[Data listing]
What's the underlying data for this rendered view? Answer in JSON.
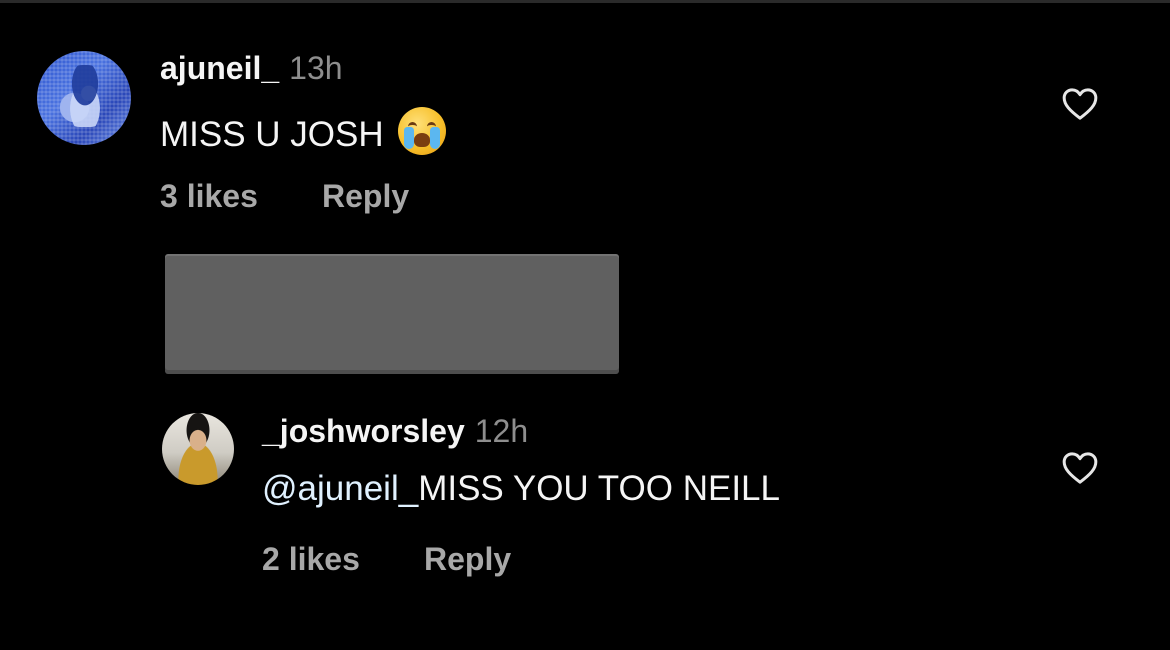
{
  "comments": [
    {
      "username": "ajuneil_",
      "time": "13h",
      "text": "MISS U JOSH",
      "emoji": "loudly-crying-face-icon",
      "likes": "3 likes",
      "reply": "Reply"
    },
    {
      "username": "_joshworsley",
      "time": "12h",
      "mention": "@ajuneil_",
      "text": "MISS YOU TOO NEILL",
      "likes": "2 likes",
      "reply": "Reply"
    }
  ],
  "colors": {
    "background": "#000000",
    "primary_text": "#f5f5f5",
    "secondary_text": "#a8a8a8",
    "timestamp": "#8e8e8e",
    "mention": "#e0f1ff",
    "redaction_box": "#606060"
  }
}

SHORT PROBLEM: Only the number is wanted: how many lines contain the string "username"?

FINISHED TASK: 2